# Goal:
Tally all lines containing the word "Incidence". Give the number alone.

# Supplied data:
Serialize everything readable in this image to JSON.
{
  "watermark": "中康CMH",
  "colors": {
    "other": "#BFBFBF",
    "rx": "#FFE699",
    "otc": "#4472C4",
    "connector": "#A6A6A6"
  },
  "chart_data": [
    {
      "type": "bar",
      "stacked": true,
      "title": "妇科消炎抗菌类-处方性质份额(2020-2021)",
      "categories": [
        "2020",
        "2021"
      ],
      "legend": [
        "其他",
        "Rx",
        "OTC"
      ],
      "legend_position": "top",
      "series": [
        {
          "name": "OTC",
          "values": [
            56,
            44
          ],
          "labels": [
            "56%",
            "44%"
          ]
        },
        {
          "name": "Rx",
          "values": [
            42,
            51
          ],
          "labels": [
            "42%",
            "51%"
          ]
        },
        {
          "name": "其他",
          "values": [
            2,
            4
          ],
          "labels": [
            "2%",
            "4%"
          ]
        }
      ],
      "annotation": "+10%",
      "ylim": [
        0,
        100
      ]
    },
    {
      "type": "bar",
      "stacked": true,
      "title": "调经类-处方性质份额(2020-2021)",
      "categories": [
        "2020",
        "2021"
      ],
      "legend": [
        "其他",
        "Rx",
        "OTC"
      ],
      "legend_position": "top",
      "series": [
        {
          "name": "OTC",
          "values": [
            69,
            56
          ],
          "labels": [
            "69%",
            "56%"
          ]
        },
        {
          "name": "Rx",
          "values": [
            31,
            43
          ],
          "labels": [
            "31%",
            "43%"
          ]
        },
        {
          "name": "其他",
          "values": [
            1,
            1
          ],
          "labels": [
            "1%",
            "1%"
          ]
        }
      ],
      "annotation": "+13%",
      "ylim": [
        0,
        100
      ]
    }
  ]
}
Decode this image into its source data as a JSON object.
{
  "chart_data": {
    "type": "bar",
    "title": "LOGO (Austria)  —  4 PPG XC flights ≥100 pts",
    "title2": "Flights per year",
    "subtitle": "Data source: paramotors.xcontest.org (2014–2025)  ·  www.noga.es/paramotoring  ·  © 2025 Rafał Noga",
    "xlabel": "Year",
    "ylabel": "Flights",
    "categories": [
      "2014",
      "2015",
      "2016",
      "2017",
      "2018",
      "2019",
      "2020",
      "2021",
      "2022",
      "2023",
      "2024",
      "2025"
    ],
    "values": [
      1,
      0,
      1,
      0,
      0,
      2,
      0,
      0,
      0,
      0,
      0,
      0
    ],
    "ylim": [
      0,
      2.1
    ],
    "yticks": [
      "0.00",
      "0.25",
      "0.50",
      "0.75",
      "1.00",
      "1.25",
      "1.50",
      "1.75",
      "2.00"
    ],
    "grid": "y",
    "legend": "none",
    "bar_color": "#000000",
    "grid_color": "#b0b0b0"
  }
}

==

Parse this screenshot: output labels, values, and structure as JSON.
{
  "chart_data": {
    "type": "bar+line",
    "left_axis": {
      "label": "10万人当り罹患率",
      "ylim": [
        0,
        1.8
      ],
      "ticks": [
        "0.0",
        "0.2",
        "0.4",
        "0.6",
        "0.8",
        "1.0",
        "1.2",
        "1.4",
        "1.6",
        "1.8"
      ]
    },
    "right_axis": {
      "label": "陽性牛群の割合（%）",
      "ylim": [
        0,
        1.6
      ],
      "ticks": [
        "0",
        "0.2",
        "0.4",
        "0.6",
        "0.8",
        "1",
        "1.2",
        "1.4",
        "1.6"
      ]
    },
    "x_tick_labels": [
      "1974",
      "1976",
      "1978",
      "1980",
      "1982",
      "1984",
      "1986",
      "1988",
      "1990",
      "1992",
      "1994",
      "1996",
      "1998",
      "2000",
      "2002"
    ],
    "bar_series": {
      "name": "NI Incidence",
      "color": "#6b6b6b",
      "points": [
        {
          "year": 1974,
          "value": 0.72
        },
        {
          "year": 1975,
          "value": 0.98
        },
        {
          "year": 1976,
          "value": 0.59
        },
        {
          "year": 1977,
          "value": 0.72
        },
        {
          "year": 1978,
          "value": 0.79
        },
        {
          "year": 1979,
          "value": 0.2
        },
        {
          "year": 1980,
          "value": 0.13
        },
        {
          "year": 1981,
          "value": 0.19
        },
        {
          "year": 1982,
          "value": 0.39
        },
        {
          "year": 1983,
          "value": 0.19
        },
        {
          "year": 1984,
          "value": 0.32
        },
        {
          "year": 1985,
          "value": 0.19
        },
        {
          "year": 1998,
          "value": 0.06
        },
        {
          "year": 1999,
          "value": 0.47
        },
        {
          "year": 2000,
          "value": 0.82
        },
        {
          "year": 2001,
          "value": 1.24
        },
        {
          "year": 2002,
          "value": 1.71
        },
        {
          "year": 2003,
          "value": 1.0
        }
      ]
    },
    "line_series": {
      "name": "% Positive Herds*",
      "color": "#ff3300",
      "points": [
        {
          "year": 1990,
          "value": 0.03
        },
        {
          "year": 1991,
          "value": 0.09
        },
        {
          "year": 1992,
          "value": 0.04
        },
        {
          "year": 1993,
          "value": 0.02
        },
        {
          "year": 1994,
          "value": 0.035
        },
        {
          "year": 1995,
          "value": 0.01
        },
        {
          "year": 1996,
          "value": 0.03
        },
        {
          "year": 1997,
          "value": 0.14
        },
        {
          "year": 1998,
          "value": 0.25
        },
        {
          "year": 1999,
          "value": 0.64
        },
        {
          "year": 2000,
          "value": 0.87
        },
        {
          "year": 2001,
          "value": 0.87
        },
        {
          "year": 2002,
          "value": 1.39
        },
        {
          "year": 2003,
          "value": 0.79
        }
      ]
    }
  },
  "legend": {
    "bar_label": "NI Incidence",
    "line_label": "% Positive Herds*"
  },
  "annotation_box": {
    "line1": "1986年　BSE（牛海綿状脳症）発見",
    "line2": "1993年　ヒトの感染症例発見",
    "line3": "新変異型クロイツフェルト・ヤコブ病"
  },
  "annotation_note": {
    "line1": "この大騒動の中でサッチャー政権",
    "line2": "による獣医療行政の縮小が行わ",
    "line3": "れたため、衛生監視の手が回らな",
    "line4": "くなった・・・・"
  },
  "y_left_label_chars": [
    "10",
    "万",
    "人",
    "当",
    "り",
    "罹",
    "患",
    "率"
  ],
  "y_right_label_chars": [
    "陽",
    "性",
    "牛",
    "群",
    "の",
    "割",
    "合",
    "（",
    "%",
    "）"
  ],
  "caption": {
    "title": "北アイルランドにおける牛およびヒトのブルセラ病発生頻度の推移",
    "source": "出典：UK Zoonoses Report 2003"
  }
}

...

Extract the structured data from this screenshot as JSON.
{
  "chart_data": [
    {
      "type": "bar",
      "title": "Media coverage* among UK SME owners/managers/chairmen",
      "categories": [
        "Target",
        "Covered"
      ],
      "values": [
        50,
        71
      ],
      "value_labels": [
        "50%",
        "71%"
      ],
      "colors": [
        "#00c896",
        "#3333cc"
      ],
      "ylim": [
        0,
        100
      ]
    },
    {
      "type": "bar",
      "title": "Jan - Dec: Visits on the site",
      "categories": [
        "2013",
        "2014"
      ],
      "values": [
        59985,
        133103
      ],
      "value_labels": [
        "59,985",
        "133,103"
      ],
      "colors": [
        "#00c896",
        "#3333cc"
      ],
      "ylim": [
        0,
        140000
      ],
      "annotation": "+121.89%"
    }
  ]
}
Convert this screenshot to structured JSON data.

# Task result:
2